*Request*.
Find every line in the records below that holds the word "after", and copy each one.

BEGIN

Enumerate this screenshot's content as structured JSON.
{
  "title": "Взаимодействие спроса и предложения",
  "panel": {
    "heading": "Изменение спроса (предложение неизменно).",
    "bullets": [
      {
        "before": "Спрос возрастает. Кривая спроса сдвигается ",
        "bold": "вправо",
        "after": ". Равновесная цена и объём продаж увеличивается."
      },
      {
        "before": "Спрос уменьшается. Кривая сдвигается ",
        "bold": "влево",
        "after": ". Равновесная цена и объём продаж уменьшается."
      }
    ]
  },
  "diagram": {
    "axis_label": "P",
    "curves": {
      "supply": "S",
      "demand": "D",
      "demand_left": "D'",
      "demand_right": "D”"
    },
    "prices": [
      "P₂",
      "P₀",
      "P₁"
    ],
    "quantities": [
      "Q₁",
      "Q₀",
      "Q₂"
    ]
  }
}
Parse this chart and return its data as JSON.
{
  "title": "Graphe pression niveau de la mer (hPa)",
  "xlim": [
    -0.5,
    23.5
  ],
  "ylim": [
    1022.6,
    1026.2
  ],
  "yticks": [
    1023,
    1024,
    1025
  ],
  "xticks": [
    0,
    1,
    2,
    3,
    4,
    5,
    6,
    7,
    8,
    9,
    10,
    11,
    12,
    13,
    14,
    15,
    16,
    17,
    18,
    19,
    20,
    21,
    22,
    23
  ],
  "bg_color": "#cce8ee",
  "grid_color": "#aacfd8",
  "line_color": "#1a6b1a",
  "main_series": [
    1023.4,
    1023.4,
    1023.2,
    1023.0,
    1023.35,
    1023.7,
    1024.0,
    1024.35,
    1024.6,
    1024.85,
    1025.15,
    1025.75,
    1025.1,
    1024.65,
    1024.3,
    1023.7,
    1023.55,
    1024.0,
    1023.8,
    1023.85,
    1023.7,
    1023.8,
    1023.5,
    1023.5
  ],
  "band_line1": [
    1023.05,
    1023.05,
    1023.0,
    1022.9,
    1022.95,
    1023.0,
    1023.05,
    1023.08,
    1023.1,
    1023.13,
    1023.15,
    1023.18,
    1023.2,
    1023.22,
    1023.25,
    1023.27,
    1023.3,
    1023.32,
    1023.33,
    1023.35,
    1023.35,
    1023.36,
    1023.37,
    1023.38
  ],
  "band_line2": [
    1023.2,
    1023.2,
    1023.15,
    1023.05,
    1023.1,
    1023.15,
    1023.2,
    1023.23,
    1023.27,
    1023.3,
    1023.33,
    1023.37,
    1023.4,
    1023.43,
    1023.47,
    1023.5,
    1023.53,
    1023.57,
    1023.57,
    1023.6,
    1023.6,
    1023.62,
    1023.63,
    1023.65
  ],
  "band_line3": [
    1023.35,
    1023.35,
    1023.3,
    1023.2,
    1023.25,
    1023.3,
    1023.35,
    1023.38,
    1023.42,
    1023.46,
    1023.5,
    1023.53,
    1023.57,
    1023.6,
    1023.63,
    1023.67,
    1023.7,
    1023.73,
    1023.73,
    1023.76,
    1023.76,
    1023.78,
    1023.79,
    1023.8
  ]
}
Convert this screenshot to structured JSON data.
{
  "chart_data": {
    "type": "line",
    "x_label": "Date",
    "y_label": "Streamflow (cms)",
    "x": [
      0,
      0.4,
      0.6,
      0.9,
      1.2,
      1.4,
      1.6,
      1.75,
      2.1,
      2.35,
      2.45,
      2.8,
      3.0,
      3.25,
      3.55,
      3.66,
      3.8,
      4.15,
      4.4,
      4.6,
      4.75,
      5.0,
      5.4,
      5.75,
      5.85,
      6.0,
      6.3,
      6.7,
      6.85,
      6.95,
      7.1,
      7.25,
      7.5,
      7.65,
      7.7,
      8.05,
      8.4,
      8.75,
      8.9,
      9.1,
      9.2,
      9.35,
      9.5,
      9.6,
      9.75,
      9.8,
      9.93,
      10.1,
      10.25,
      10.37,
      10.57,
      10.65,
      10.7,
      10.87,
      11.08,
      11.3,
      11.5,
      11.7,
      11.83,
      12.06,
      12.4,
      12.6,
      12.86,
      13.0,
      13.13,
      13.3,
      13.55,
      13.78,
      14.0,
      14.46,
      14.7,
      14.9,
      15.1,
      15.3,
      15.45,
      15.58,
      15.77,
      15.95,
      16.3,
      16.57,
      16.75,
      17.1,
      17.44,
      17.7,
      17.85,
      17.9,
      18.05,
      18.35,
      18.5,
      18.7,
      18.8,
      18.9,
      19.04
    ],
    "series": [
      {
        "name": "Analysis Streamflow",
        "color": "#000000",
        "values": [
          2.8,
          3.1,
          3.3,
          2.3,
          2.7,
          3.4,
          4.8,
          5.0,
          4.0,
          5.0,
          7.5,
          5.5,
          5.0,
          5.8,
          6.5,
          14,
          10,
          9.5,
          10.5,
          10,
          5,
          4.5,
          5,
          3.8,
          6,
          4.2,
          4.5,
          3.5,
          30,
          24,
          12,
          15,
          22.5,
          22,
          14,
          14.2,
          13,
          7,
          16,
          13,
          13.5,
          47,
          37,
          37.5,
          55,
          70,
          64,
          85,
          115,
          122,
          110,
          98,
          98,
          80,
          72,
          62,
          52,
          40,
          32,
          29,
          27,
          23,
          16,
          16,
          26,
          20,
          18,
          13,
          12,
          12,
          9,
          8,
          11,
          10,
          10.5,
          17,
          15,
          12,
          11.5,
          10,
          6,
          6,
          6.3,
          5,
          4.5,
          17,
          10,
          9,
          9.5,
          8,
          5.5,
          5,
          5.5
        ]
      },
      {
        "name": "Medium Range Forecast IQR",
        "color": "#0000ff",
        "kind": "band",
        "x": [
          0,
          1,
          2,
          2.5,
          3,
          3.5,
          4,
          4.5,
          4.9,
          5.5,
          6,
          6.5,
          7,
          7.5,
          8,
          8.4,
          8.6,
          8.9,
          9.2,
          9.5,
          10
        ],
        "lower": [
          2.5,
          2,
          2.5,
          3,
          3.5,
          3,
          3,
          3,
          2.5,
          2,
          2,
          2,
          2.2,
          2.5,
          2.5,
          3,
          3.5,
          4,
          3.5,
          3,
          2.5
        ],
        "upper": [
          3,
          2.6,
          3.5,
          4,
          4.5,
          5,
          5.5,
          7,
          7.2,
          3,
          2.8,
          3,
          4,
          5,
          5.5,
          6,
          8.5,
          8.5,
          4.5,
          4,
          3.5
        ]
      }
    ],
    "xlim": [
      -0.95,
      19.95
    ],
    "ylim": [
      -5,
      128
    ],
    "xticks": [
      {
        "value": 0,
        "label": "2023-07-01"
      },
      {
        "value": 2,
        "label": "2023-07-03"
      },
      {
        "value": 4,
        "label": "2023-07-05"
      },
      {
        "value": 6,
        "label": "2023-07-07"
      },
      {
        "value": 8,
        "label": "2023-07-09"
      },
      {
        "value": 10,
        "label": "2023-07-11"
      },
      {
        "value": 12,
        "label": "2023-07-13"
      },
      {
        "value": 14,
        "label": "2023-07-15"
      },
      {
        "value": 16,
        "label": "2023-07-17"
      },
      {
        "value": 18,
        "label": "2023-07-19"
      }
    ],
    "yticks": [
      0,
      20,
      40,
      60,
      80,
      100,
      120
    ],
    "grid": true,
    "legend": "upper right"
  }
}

END

*Final answer*.
        "after": ". Равновесная цена и объём продаж увеличивается."
        "after": ". Равновесная цена и объём продаж уменьшается."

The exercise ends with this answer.